[What is required]
Tally up the lines carrying the string "marker" and respond with only the resulting number.

Some records:
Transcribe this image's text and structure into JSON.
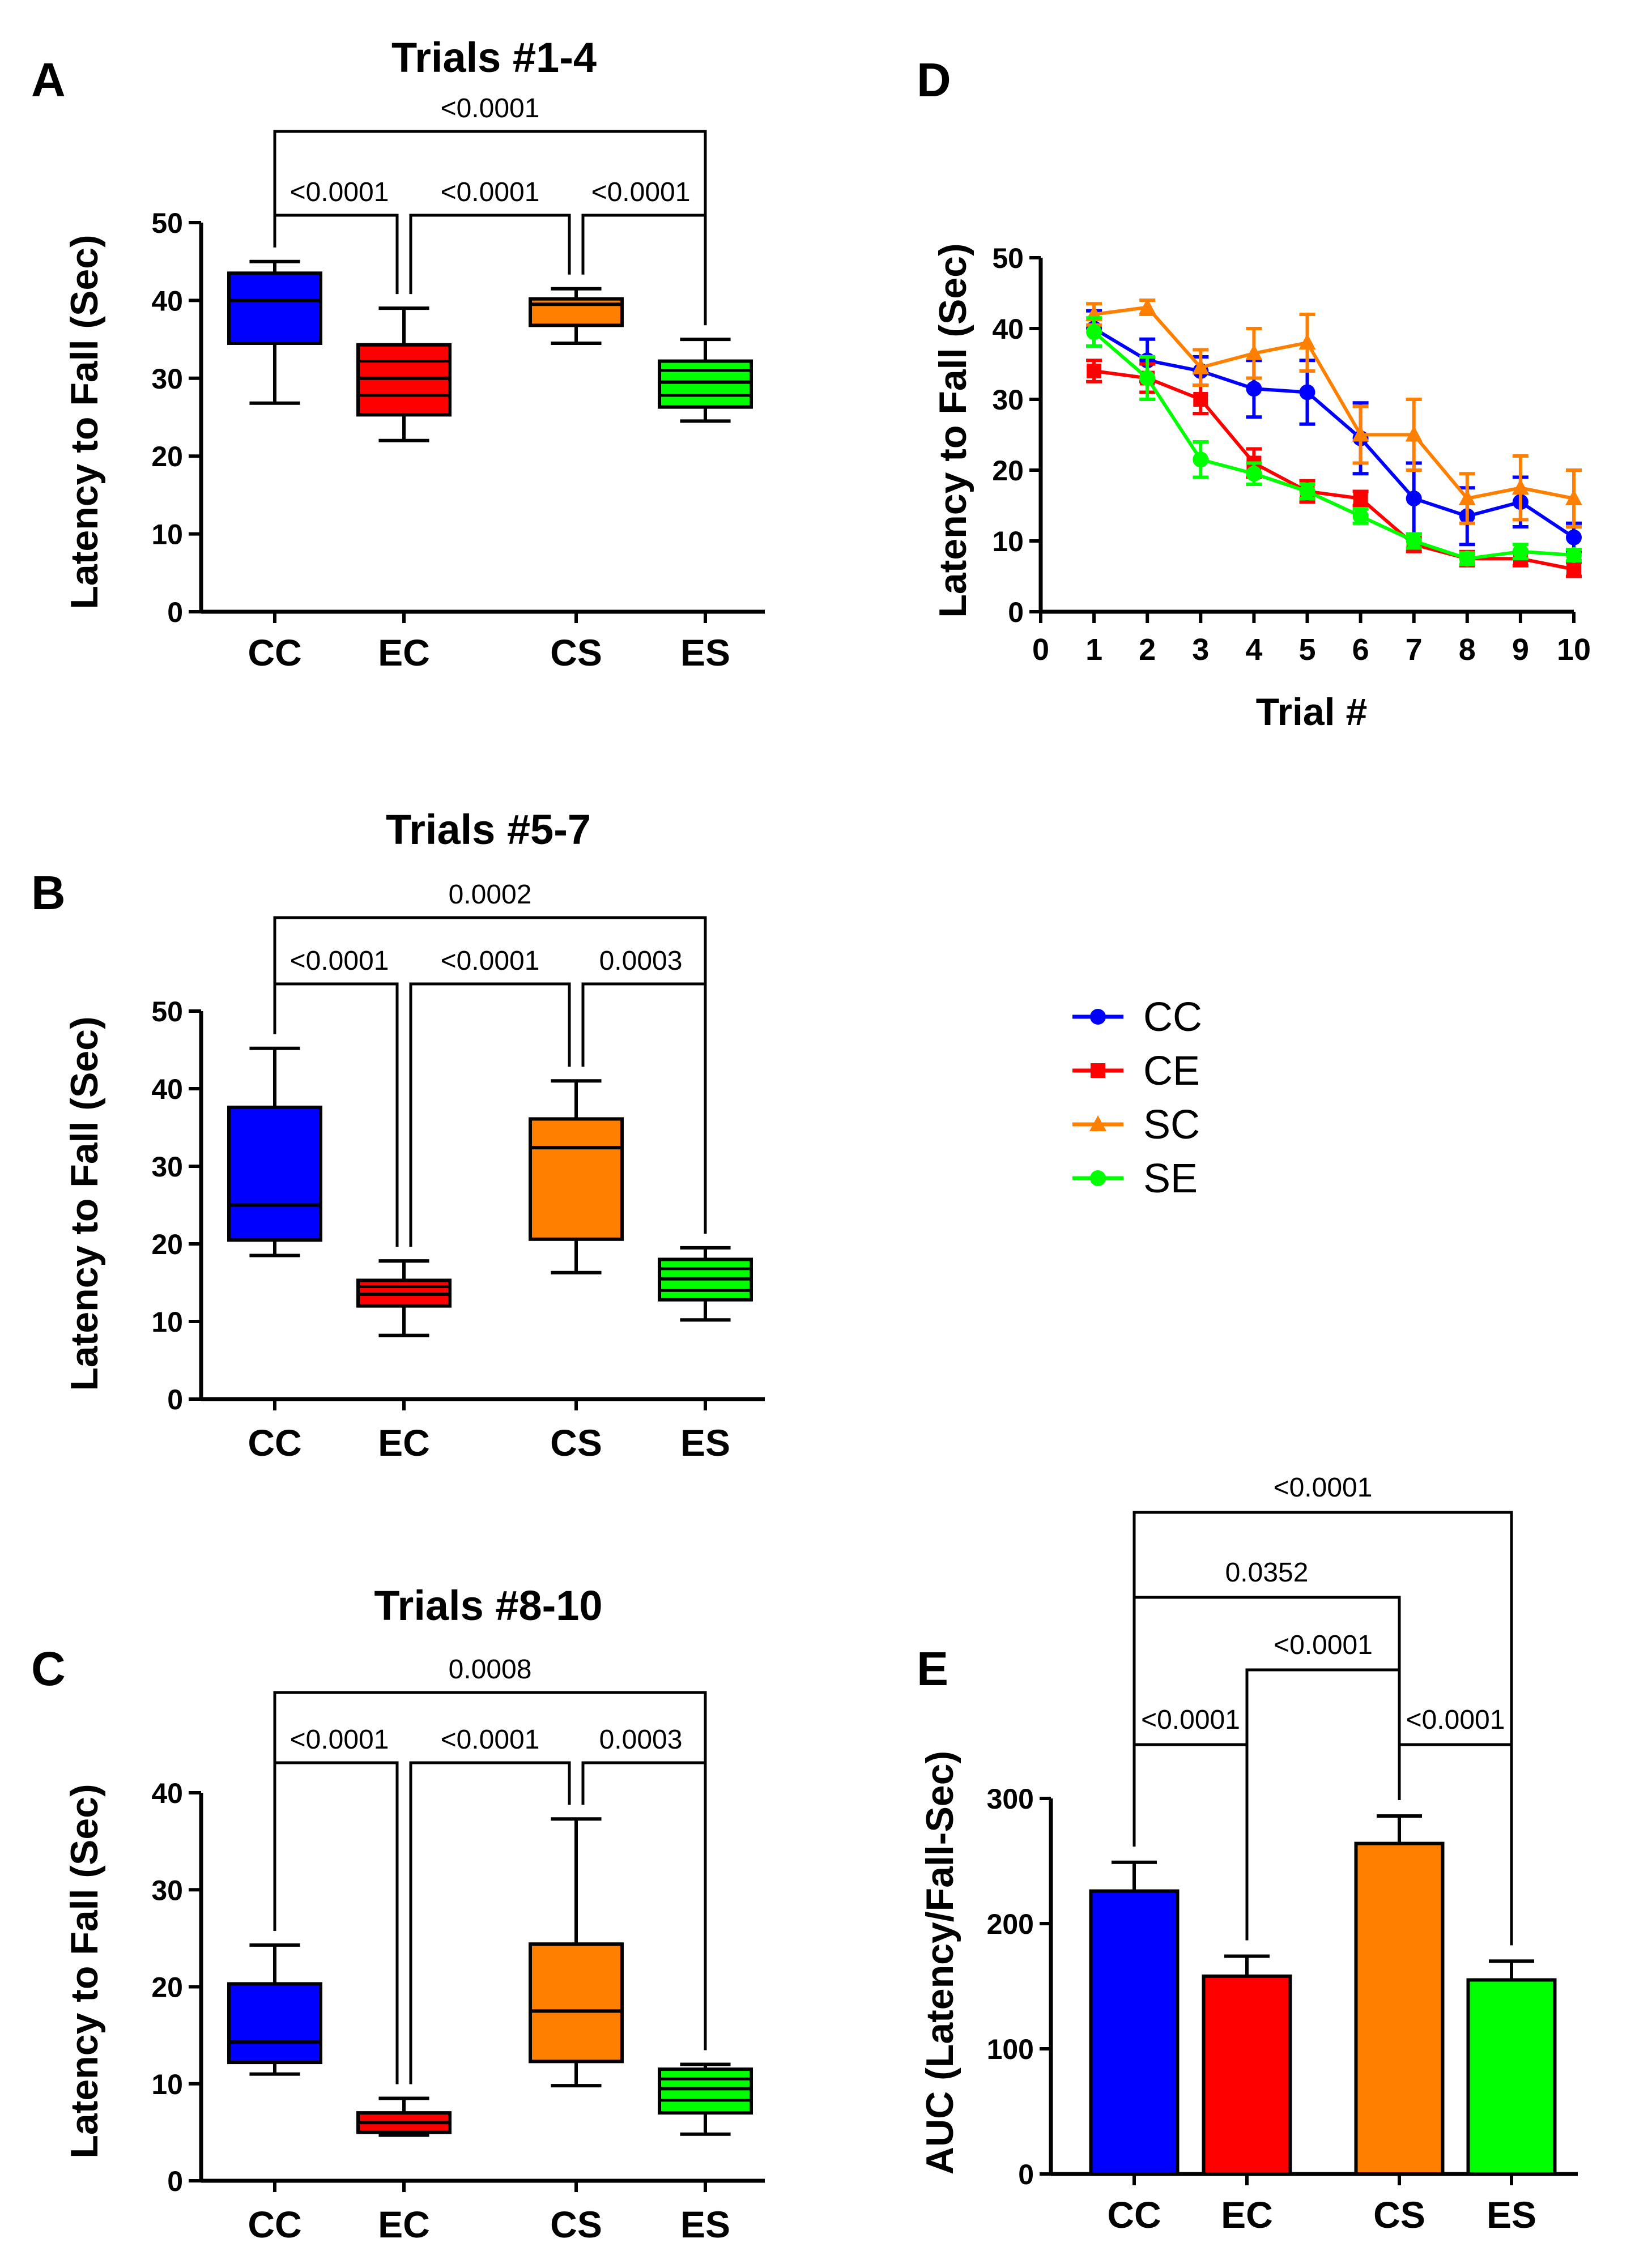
{
  "figure": {
    "colors": {
      "CC": "#0000ff",
      "EC": "#ff0000",
      "CS": "#ff8000",
      "ES": "#00ff00",
      "axis": "#000000"
    }
  },
  "chart_data": [
    {
      "id": "A",
      "panel_label": "A",
      "type": "box",
      "title": "Trials #1-4",
      "ylabel": "Latency to  Fall (Sec)",
      "ylim": [
        0,
        50
      ],
      "yticks": [
        0,
        10,
        20,
        30,
        40,
        50
      ],
      "categories": [
        "CC",
        "EC",
        "CS",
        "ES"
      ],
      "boxes": [
        {
          "name": "CC",
          "min": 26.8,
          "q1": 34.5,
          "median": 40.0,
          "q3": 43.5,
          "max": 45.0,
          "lines": []
        },
        {
          "name": "EC",
          "min": 22.0,
          "q1": 25.3,
          "median": 30.0,
          "q3": 34.3,
          "max": 39.0,
          "lines": [
            27.8,
            32.2
          ]
        },
        {
          "name": "CS",
          "min": 34.5,
          "q1": 36.8,
          "median": 39.5,
          "q3": 40.2,
          "max": 41.5,
          "lines": []
        },
        {
          "name": "ES",
          "min": 24.5,
          "q1": 26.3,
          "median": 29.5,
          "q3": 32.2,
          "max": 35.0,
          "lines": [
            27.8,
            31.0
          ]
        }
      ],
      "comparisons": [
        {
          "a": 0,
          "b": 3,
          "label": "<0.0001",
          "level": 1
        },
        {
          "a": 0,
          "b": 1,
          "label": "<0.0001",
          "level": 0
        },
        {
          "a": 1,
          "b": 2,
          "label": "<0.0001",
          "level": 0
        },
        {
          "a": 2,
          "b": 3,
          "label": "<0.0001",
          "level": 0
        }
      ]
    },
    {
      "id": "B",
      "panel_label": "B",
      "type": "box",
      "title": "Trials #5-7",
      "ylabel": "Latency to  Fall (Sec)",
      "ylim": [
        0,
        50
      ],
      "yticks": [
        0,
        10,
        20,
        30,
        40,
        50
      ],
      "categories": [
        "CC",
        "EC",
        "CS",
        "ES"
      ],
      "boxes": [
        {
          "name": "CC",
          "min": 18.5,
          "q1": 20.5,
          "median": 25.0,
          "q3": 37.6,
          "max": 45.2,
          "lines": []
        },
        {
          "name": "EC",
          "min": 8.2,
          "q1": 12.0,
          "median": 13.5,
          "q3": 15.3,
          "max": 17.8,
          "lines": [
            14.5
          ]
        },
        {
          "name": "CS",
          "min": 16.3,
          "q1": 20.6,
          "median": 32.4,
          "q3": 36.1,
          "max": 41.0,
          "lines": []
        },
        {
          "name": "ES",
          "min": 10.2,
          "q1": 12.8,
          "median": 15.5,
          "q3": 18.0,
          "max": 19.5,
          "lines": [
            14.0,
            16.8
          ]
        }
      ],
      "comparisons": [
        {
          "a": 0,
          "b": 3,
          "label": "0.0002",
          "level": 1
        },
        {
          "a": 0,
          "b": 1,
          "label": "<0.0001",
          "level": 0
        },
        {
          "a": 1,
          "b": 2,
          "label": "<0.0001",
          "level": 0
        },
        {
          "a": 2,
          "b": 3,
          "label": "0.0003",
          "level": 0
        }
      ]
    },
    {
      "id": "C",
      "panel_label": "C",
      "type": "box",
      "title": "Trials #8-10",
      "ylabel": "Latency to  Fall (Sec)",
      "ylim": [
        0,
        40
      ],
      "yticks": [
        0,
        10,
        20,
        30,
        40
      ],
      "categories": [
        "CC",
        "EC",
        "CS",
        "ES"
      ],
      "boxes": [
        {
          "name": "CC",
          "min": 11.0,
          "q1": 12.2,
          "median": 14.3,
          "q3": 20.3,
          "max": 24.3,
          "lines": []
        },
        {
          "name": "EC",
          "min": 4.7,
          "q1": 5.0,
          "median": 6.0,
          "q3": 7.0,
          "max": 8.5,
          "lines": []
        },
        {
          "name": "CS",
          "min": 9.8,
          "q1": 12.3,
          "median": 17.5,
          "q3": 24.4,
          "max": 37.3,
          "lines": []
        },
        {
          "name": "ES",
          "min": 4.8,
          "q1": 7.0,
          "median": 9.5,
          "q3": 11.5,
          "max": 12.0,
          "lines": [
            8.3,
            10.5
          ]
        }
      ],
      "comparisons": [
        {
          "a": 0,
          "b": 3,
          "label": "0.0008",
          "level": 1
        },
        {
          "a": 0,
          "b": 1,
          "label": "<0.0001",
          "level": 0
        },
        {
          "a": 1,
          "b": 2,
          "label": "<0.0001",
          "level": 0
        },
        {
          "a": 2,
          "b": 3,
          "label": "0.0003",
          "level": 0
        }
      ]
    },
    {
      "id": "D",
      "panel_label": "D",
      "type": "line",
      "xlabel": "Trial #",
      "ylabel": "Latency to  Fall (Sec)",
      "xlim": [
        0,
        10
      ],
      "xticks": [
        0,
        1,
        2,
        3,
        4,
        5,
        6,
        7,
        8,
        9,
        10
      ],
      "ylim": [
        0,
        50
      ],
      "yticks": [
        0,
        10,
        20,
        30,
        40,
        50
      ],
      "x": [
        1,
        2,
        3,
        4,
        5,
        6,
        7,
        8,
        9,
        10
      ],
      "series": [
        {
          "name": "CC",
          "marker": "circle",
          "values": [
            40.0,
            35.5,
            34.0,
            31.5,
            31.0,
            24.5,
            16.0,
            13.5,
            15.5,
            10.5
          ],
          "errors": [
            2.5,
            3.0,
            2.0,
            4.0,
            4.5,
            5.0,
            5.0,
            4.0,
            3.5,
            2.0
          ]
        },
        {
          "name": "CE",
          "marker": "square",
          "values": [
            34.0,
            33.0,
            30.0,
            21.0,
            17.0,
            16.0,
            9.5,
            7.5,
            7.5,
            6.0
          ],
          "errors": [
            1.5,
            2.0,
            2.0,
            2.0,
            1.5,
            1.0,
            1.0,
            1.0,
            1.0,
            1.0
          ]
        },
        {
          "name": "SC",
          "marker": "triangle",
          "values": [
            42.0,
            43.0,
            34.5,
            36.5,
            38.0,
            25.0,
            25.0,
            16.0,
            17.5,
            16.0
          ],
          "errors": [
            1.5,
            1.0,
            2.5,
            3.5,
            4.0,
            4.0,
            5.0,
            3.5,
            4.5,
            4.0
          ]
        },
        {
          "name": "SE",
          "marker": "circle",
          "values": [
            39.5,
            33.0,
            21.5,
            19.5,
            17.0,
            13.5,
            10.0,
            7.5,
            8.5,
            8.0
          ],
          "errors": [
            2.0,
            3.0,
            2.5,
            1.5,
            1.0,
            1.0,
            1.0,
            0.8,
            1.0,
            0.8
          ]
        }
      ],
      "legend": {
        "placement": "right",
        "entries": [
          "CC",
          "CE",
          "SC",
          "SE"
        ]
      }
    },
    {
      "id": "E",
      "panel_label": "E",
      "type": "bar",
      "ylabel": "AUC (Latency/Fall-Sec)",
      "ylim": [
        0,
        300
      ],
      "yticks": [
        0,
        100,
        200,
        300
      ],
      "categories": [
        "CC",
        "EC",
        "CS",
        "ES"
      ],
      "values": [
        226,
        158,
        264,
        155
      ],
      "errors": [
        23,
        16,
        22,
        15
      ],
      "comparisons": [
        {
          "a": 0,
          "b": 3,
          "label": "<0.0001",
          "level": 3
        },
        {
          "a": 0,
          "b": 2,
          "label": "0.0352",
          "level": 2
        },
        {
          "a": 1,
          "b": 2,
          "label": "<0.0001",
          "level": 1
        },
        {
          "a": 0,
          "b": 1,
          "label": "<0.0001",
          "level": 0
        },
        {
          "a": 2,
          "b": 3,
          "label": "<0.0001",
          "level": 0
        }
      ]
    }
  ]
}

[Full response]
4